*Raw records:*
****************************************

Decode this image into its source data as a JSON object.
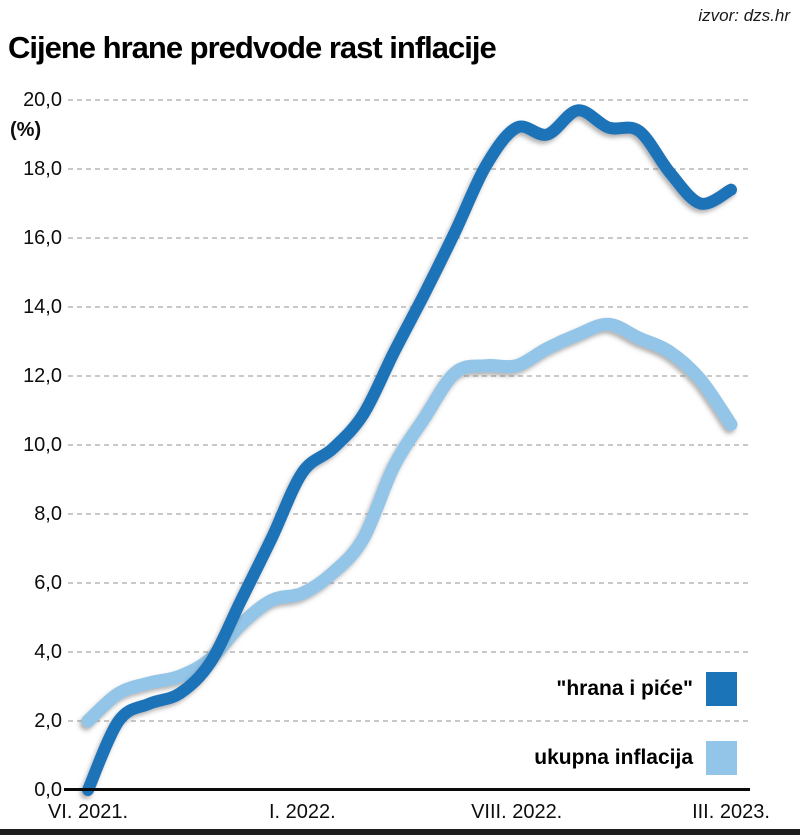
{
  "header": {
    "source": "izvor: dzs.hr",
    "title": "Cijene hrane predvode rast inflacije"
  },
  "colors": {
    "food_line": "#1b73b8",
    "total_line": "#92c5e8",
    "grid": "#c9c9c9",
    "axis": "#0a0a0a",
    "footer_bar": "#1d1d1d"
  },
  "y_axis": {
    "unit_label": "(%)",
    "tick_labels": [
      "20,0",
      "18,0",
      "16,0",
      "14,0",
      "12,0",
      "10,0",
      "8,0",
      "6,0",
      "4,0",
      "2,0",
      "0,0"
    ],
    "min": 0,
    "max": 20,
    "step": 2
  },
  "x_axis": {
    "tick_labels": [
      "VI. 2021.",
      "I. 2022.",
      "VIII. 2022.",
      "III. 2023."
    ],
    "tick_month_indices": [
      0,
      7,
      14,
      21
    ]
  },
  "legend": {
    "items": [
      {
        "label": "\"hrana i piće\"",
        "series": "hrana i piće"
      },
      {
        "label": "ukupna inflacija",
        "series": "ukupna inflacija"
      }
    ]
  },
  "chart_data": {
    "type": "line",
    "title": "Cijene hrane predvode rast inflacije",
    "ylabel": "(%)",
    "ylim": [
      0,
      20
    ],
    "grid": "dashed-horizontal",
    "legend_position": "bottom-right-inside",
    "x": [
      "VI. 2021.",
      "VII. 2021.",
      "VIII. 2021.",
      "IX. 2021.",
      "X. 2021.",
      "XI. 2021.",
      "XII. 2021.",
      "I. 2022.",
      "II. 2022.",
      "III. 2022.",
      "IV. 2022.",
      "V. 2022.",
      "VI. 2022.",
      "VII. 2022.",
      "VIII. 2022.",
      "IX. 2022.",
      "X. 2022.",
      "XI. 2022.",
      "XII. 2022.",
      "I. 2023.",
      "II. 2023.",
      "III. 2023."
    ],
    "series": [
      {
        "name": "hrana i piće",
        "color": "#1b73b8",
        "stroke_width": 12,
        "values": [
          0.0,
          2.0,
          2.5,
          2.8,
          3.7,
          5.5,
          7.3,
          9.2,
          9.9,
          10.9,
          12.7,
          14.4,
          16.2,
          18.1,
          19.2,
          19.0,
          19.7,
          19.2,
          19.1,
          17.9,
          17.0,
          17.4
        ]
      },
      {
        "name": "ukupna inflacija",
        "color": "#92c5e8",
        "stroke_width": 13,
        "values": [
          2.0,
          2.8,
          3.1,
          3.3,
          3.8,
          4.8,
          5.5,
          5.7,
          6.3,
          7.3,
          9.4,
          10.8,
          12.1,
          12.3,
          12.3,
          12.8,
          13.2,
          13.5,
          13.1,
          12.7,
          11.9,
          10.6
        ]
      }
    ]
  }
}
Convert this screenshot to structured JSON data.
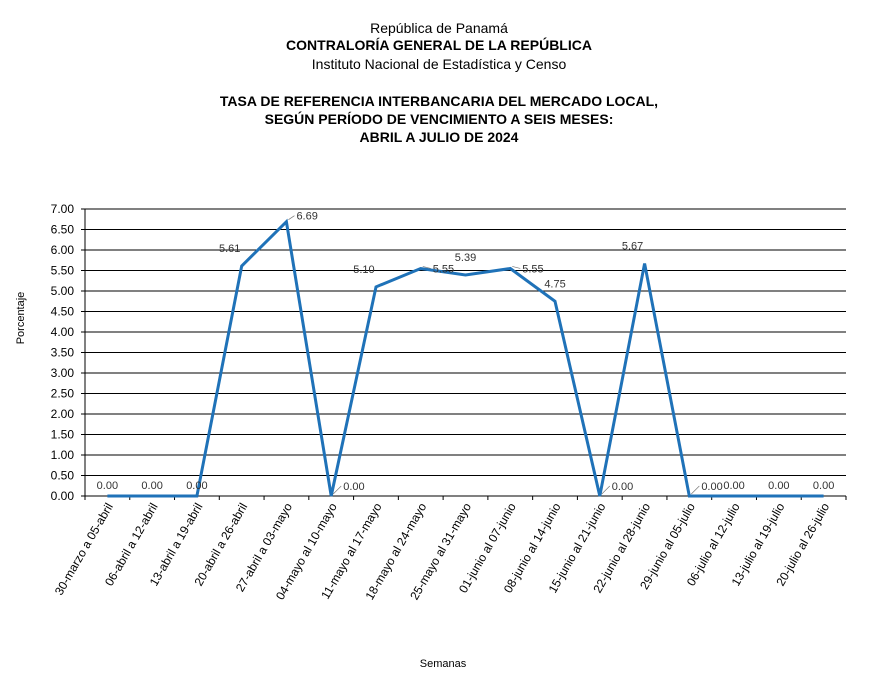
{
  "header": {
    "country": "República de Panamá",
    "organization": "CONTRALORÍA GENERAL DE LA REPÚBLICA",
    "institute": "Instituto  Nacional de Estadística y Censo",
    "title_lines": [
      "TASA DE REFERENCIA INTERBANCARIA DEL MERCADO LOCAL,",
      "SEGÚN PERÍODO DE VENCIMIENTO A SEIS MESES:",
      "ABRIL A JULIO DE 2024"
    ]
  },
  "chart_data": {
    "type": "line",
    "title": "TASA DE REFERENCIA INTERBANCARIA DEL MERCADO LOCAL, SEGÚN PERÍODO DE VENCIMIENTO A SEIS MESES: ABRIL A JULIO DE 2024",
    "xlabel": "Semanas",
    "ylabel": "Porcentaje",
    "ylim": [
      0,
      7
    ],
    "y_ticks": [
      "0.00",
      "0.50",
      "1.00",
      "1.50",
      "2.00",
      "2.50",
      "3.00",
      "3.50",
      "4.00",
      "4.50",
      "5.00",
      "5.50",
      "6.00",
      "6.50",
      "7.00"
    ],
    "grid": true,
    "line_color": "#1f72b8",
    "categories": [
      "30-marzo a 05-abril",
      "06-abril a 12-abril",
      "13-abril a 19-abril",
      "20-abril a 26-abril",
      "27-abril a 03-mayo",
      "04-mayo al 10-mayo",
      "11-mayo al 17-mayo",
      "18-mayo al 24-mayo",
      "25-mayo al 31-mayo",
      "01-junio al 07-junio",
      "08-junio al 14-junio",
      "15-junio al 21-junio",
      "22-junio al 28-junio",
      "29-junio al 05-julio",
      "06-julio al 12-julio",
      "13-julio al 19-julio",
      "20-julio al 26-julio"
    ],
    "values": [
      0.0,
      0.0,
      0.0,
      5.61,
      6.69,
      0.0,
      5.1,
      5.55,
      5.39,
      5.55,
      4.75,
      0.0,
      5.67,
      0.0,
      0.0,
      0.0,
      0.0
    ],
    "data_labels": [
      "0.00",
      "0.00",
      "0.00",
      "5.61",
      "6.69",
      "0.00",
      "5.10",
      "5.55",
      "5.39",
      "5.55",
      "4.75",
      "0.00",
      "5.67",
      "0.00",
      "0.00",
      "0.00",
      "0.00"
    ]
  }
}
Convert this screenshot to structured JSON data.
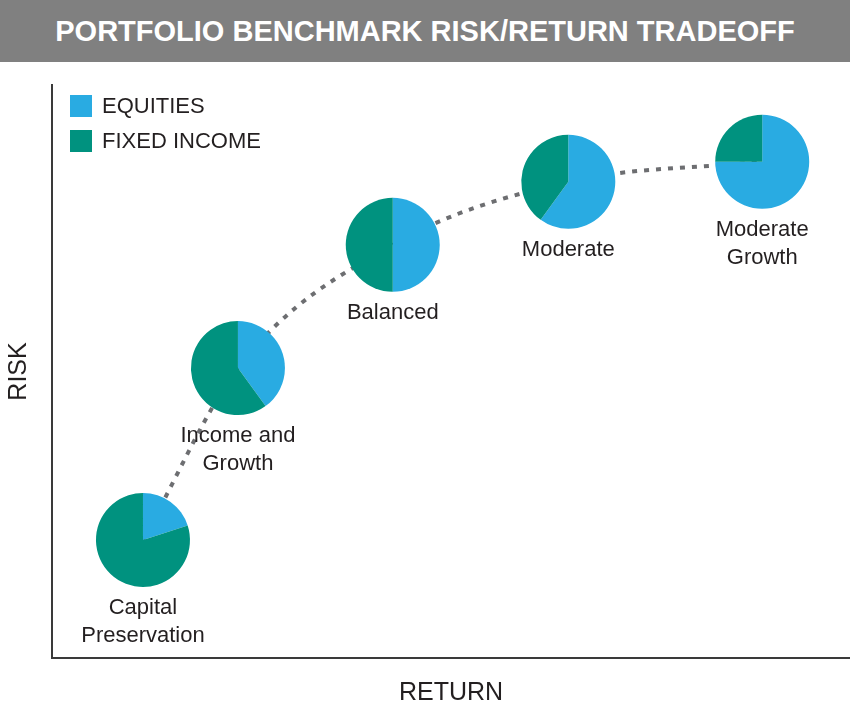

****************************************

*Task goal:* Show every line that contains the word "grid".

*Complete answer:*
    "grid": "#c9c9c9",
    "grid": "dashed-horizontal",
    "grid": true,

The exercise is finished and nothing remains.